*Directive:*
Restate each entry word for word, leaving nothing out.

*Dataset content:*
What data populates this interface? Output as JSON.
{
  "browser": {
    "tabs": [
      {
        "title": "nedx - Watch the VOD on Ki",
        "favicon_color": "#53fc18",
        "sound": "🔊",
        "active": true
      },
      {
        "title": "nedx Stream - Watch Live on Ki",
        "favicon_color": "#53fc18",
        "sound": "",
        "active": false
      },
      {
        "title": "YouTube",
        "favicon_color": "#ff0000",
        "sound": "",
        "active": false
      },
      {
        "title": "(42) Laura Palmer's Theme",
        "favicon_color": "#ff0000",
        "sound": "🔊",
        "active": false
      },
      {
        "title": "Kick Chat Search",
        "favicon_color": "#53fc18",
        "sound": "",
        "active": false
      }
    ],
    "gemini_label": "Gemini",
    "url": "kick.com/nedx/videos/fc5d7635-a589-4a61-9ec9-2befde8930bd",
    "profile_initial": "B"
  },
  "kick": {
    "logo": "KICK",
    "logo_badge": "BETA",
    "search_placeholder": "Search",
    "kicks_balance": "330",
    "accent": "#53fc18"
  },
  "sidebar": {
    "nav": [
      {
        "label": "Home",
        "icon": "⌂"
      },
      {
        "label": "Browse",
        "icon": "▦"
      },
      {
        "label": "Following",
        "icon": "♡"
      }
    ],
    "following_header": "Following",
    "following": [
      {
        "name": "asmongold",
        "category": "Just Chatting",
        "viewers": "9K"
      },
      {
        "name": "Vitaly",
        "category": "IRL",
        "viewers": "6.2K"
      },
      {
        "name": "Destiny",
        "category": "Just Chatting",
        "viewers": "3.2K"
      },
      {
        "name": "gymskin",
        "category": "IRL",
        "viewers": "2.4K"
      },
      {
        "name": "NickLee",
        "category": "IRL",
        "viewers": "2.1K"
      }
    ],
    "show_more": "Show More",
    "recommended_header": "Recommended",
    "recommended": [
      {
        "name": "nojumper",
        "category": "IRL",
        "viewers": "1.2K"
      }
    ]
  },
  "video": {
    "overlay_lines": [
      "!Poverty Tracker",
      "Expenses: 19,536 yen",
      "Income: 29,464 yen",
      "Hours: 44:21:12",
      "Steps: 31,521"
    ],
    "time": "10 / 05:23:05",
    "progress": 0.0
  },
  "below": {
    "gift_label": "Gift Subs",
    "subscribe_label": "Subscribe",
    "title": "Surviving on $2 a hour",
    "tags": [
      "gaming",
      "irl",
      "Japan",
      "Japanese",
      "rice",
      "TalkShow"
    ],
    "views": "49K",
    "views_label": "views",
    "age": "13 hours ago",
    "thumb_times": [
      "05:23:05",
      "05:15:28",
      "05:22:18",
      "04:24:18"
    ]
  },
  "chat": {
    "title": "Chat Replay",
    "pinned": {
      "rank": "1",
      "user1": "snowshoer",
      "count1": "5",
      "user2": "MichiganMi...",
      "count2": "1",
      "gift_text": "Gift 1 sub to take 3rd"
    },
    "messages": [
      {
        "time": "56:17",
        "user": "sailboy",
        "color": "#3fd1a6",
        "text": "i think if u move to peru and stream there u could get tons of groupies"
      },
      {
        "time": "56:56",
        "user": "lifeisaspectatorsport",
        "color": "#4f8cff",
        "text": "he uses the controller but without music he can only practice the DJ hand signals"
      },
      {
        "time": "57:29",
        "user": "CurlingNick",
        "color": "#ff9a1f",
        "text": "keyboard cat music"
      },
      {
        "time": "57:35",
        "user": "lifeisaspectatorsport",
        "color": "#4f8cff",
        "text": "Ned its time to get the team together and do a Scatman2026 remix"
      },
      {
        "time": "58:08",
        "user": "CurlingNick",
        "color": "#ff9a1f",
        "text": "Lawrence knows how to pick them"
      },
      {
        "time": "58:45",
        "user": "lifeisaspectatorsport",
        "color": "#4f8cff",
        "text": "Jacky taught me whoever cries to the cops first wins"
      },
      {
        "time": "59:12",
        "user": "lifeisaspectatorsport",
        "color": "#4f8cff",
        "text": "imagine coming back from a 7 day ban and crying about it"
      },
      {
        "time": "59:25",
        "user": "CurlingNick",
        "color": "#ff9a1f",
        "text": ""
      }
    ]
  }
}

*Result below:*
What data populates this interface? Output as JSON.
{
  "browser": {
    "tabs": [
      {
        "title": "nedx - Watch the VOD on Ki",
        "favicon_color": "#53fc18",
        "sound": "🔊",
        "active": true
      },
      {
        "title": "nedx Stream - Watch Live on Ki",
        "favicon_color": "#53fc18",
        "sound": "",
        "active": false
      },
      {
        "title": "YouTube",
        "favicon_color": "#ff0000",
        "sound": "",
        "active": false
      },
      {
        "title": "(42) Laura Palmer's Theme",
        "favicon_color": "#ff0000",
        "sound": "🔊",
        "active": false
      },
      {
        "title": "Kick Chat Search",
        "favicon_color": "#53fc18",
        "sound": "",
        "active": false
      }
    ],
    "gemini_label": "Gemini",
    "url": "kick.com/nedx/videos/fc5d7635-a589-4a61-9ec9-2befde8930bd",
    "profile_initial": "B"
  },
  "kick": {
    "logo": "KICK",
    "logo_badge": "BETA",
    "search_placeholder": "Search",
    "kicks_balance": "330",
    "accent": "#53fc18"
  },
  "sidebar": {
    "nav": [
      {
        "label": "Home",
        "icon": "⌂"
      },
      {
        "label": "Browse",
        "icon": "▦"
      },
      {
        "label": "Following",
        "icon": "♡"
      }
    ],
    "following_header": "Following",
    "following": [
      {
        "name": "asmongold",
        "category": "Just Chatting",
        "viewers": "9K"
      },
      {
        "name": "Vitaly",
        "category": "IRL",
        "viewers": "6.2K"
      },
      {
        "name": "Destiny",
        "category": "Just Chatting",
        "viewers": "3.2K"
      },
      {
        "name": "gymskin",
        "category": "IRL",
        "viewers": "2.4K"
      },
      {
        "name": "NickLee",
        "category": "IRL",
        "viewers": "2.1K"
      }
    ],
    "show_more": "Show More",
    "recommended_header": "Recommended",
    "recommended": [
      {
        "name": "nojumper",
        "category": "IRL",
        "viewers": "1.2K"
      }
    ]
  },
  "video": {
    "overlay_lines": [
      "!Poverty Tracker",
      "Expenses: 19,536 yen",
      "Income: 29,464 yen",
      "Hours: 44:21:12",
      "Steps: 31,521"
    ],
    "time": "10 / 05:23:05",
    "progress": 0.0
  },
  "below": {
    "gift_label": "Gift Subs",
    "subscribe_label": "Subscribe",
    "title": "Surviving on $2 a hour",
    "tags": [
      "gaming",
      "irl",
      "Japan",
      "Japanese",
      "rice",
      "TalkShow"
    ],
    "views": "49K",
    "views_label": "views",
    "age": "13 hours ago",
    "thumb_times": [
      "05:23:05",
      "05:15:28",
      "05:22:18",
      "04:24:18"
    ]
  },
  "chat": {
    "title": "Chat Replay",
    "pinned": {
      "rank": "1",
      "user1": "snowshoer",
      "count1": "5",
      "user2": "MichiganMi...",
      "count2": "1",
      "gift_text": "Gift 1 sub to take 3rd"
    },
    "messages": [
      {
        "time": "56:17",
        "user": "sailboy",
        "color": "#3fd1a6",
        "text": "i think if u move to peru and stream there u could get tons of groupies"
      },
      {
        "time": "56:56",
        "user": "lifeisaspectatorsport",
        "color": "#4f8cff",
        "text": "he uses the controller but without music he can only practice the DJ hand signals"
      },
      {
        "time": "57:29",
        "user": "CurlingNick",
        "color": "#ff9a1f",
        "text": "keyboard cat music"
      },
      {
        "time": "57:35",
        "user": "lifeisaspectatorsport",
        "color": "#4f8cff",
        "text": "Ned its time to get the team together and do a Scatman2026 remix"
      },
      {
        "time": "58:08",
        "user": "CurlingNick",
        "color": "#ff9a1f",
        "text": "Lawrence knows how to pick them"
      },
      {
        "time": "58:45",
        "user": "lifeisaspectatorsport",
        "color": "#4f8cff",
        "text": "Jacky taught me whoever cries to the cops first wins"
      },
      {
        "time": "59:12",
        "user": "lifeisaspectatorsport",
        "color": "#4f8cff",
        "text": "imagine coming back from a 7 day ban and crying about it"
      },
      {
        "time": "59:25",
        "user": "CurlingNick",
        "color": "#ff9a1f",
        "text": ""
      }
    ]
  }
}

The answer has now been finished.